**TASK**. Report every line in the listing below where the string "title" shows up.

Records from a data collection
****************

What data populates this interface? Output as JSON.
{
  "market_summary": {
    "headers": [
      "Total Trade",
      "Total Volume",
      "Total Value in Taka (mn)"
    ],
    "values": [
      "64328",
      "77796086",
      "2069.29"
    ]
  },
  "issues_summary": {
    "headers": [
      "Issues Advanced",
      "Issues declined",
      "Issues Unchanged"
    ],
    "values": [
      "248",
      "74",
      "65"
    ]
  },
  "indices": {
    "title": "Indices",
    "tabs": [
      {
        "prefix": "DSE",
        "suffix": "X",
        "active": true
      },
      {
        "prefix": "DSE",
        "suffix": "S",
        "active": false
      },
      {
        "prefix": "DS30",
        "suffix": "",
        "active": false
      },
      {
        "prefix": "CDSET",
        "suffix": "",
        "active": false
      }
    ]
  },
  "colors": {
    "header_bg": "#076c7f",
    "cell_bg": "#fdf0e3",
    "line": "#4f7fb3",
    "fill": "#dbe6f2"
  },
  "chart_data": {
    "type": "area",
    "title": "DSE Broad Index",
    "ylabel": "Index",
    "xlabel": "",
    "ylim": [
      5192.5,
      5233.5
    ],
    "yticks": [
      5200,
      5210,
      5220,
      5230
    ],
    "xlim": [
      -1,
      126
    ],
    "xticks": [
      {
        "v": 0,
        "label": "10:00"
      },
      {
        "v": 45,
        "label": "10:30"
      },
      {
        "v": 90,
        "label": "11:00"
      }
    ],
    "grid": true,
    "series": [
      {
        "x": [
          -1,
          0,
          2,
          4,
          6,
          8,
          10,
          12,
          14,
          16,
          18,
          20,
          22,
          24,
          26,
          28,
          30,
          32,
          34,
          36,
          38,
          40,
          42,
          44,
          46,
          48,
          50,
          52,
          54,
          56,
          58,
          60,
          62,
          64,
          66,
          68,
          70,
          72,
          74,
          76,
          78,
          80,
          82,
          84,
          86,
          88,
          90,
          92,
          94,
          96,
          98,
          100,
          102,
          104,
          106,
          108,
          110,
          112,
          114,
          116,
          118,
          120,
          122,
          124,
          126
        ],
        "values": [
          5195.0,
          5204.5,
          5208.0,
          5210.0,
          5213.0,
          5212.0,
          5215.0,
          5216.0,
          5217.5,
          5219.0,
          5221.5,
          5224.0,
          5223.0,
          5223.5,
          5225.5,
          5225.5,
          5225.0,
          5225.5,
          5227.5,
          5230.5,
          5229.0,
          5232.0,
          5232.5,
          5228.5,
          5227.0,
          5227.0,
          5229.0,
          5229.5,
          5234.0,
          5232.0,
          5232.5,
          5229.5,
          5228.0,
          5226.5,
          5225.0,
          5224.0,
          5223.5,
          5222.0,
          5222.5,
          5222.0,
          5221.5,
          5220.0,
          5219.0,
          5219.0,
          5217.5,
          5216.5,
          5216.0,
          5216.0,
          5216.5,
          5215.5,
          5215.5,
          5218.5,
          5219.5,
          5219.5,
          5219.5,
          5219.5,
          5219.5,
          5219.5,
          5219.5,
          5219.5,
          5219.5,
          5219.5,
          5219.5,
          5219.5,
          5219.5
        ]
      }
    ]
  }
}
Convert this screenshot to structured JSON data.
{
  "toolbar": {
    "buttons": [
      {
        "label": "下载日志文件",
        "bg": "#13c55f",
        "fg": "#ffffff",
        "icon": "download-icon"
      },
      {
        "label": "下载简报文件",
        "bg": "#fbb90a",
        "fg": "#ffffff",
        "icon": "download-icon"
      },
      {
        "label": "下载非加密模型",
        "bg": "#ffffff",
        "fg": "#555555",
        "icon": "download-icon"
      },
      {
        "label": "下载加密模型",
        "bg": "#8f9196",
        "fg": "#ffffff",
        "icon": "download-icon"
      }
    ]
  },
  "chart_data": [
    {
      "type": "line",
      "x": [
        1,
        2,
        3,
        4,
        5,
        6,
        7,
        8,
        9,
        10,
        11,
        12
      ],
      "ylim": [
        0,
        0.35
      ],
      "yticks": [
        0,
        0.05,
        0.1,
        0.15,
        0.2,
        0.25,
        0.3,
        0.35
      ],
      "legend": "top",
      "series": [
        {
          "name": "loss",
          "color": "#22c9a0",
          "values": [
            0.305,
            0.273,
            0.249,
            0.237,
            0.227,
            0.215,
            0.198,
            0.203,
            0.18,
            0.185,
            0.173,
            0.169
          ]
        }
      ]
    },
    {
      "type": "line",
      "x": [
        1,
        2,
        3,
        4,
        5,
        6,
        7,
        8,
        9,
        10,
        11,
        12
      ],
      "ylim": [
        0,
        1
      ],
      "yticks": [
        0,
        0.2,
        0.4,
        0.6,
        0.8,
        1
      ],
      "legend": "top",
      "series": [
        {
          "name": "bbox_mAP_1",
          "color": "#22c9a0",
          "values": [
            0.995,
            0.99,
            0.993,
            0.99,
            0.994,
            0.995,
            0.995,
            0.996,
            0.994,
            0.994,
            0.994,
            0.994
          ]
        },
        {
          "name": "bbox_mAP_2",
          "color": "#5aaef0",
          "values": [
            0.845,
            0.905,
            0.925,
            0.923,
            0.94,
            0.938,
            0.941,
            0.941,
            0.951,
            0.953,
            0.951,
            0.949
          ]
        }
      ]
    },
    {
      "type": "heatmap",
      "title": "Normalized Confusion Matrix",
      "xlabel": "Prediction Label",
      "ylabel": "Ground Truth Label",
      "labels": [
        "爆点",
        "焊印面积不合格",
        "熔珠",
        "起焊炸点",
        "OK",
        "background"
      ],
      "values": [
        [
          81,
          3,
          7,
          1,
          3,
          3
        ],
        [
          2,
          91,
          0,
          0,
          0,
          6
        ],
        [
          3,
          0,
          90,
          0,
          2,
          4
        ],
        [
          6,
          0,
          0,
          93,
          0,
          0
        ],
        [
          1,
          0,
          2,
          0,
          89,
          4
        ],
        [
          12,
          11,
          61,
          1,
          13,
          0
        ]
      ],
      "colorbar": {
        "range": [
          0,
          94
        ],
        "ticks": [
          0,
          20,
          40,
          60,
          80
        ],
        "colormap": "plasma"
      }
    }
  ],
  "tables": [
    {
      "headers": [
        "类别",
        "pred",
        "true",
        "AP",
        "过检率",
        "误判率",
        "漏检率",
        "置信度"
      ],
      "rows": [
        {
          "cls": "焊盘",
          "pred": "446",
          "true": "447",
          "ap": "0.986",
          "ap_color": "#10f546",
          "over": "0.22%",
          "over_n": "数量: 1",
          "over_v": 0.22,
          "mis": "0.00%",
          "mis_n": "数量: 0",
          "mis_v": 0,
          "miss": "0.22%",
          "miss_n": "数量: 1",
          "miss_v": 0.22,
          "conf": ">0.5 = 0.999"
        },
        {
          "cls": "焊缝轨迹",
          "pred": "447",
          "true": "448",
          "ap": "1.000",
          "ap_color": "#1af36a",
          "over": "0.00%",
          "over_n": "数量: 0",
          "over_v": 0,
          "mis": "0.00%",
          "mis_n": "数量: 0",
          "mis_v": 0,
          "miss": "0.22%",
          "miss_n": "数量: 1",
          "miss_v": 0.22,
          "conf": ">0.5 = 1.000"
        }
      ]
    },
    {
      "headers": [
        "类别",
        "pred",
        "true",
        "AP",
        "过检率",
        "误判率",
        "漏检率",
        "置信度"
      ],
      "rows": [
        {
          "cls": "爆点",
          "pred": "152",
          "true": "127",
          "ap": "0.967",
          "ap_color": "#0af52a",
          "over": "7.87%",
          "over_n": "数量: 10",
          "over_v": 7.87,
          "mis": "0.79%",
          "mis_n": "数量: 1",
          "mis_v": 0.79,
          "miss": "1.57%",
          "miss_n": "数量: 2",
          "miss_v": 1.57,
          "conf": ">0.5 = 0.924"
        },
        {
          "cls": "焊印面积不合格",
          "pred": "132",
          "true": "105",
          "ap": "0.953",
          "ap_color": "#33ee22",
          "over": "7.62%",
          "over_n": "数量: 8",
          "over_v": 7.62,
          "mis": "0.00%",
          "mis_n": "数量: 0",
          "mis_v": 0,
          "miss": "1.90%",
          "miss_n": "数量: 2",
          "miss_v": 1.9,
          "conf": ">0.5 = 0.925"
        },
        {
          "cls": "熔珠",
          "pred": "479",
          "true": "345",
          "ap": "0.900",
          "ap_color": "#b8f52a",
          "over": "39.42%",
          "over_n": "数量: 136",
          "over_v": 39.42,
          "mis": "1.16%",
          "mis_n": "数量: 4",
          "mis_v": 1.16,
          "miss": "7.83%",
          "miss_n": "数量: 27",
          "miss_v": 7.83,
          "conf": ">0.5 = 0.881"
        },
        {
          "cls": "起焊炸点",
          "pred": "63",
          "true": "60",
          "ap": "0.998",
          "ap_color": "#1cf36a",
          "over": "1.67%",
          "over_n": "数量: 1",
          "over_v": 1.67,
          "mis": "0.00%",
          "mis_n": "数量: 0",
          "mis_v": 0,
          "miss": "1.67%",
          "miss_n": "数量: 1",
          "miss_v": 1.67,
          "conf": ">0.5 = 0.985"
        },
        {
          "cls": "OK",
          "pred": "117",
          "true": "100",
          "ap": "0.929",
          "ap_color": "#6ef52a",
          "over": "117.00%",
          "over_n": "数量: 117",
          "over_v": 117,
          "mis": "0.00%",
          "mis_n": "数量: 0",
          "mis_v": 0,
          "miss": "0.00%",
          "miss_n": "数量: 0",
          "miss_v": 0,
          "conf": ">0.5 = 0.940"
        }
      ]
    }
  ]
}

****************

**TASK RESPONSE**.
    "title": "Indices",
    "title": "DSE Broad Index",
      "title": "Normalized Confusion Matrix",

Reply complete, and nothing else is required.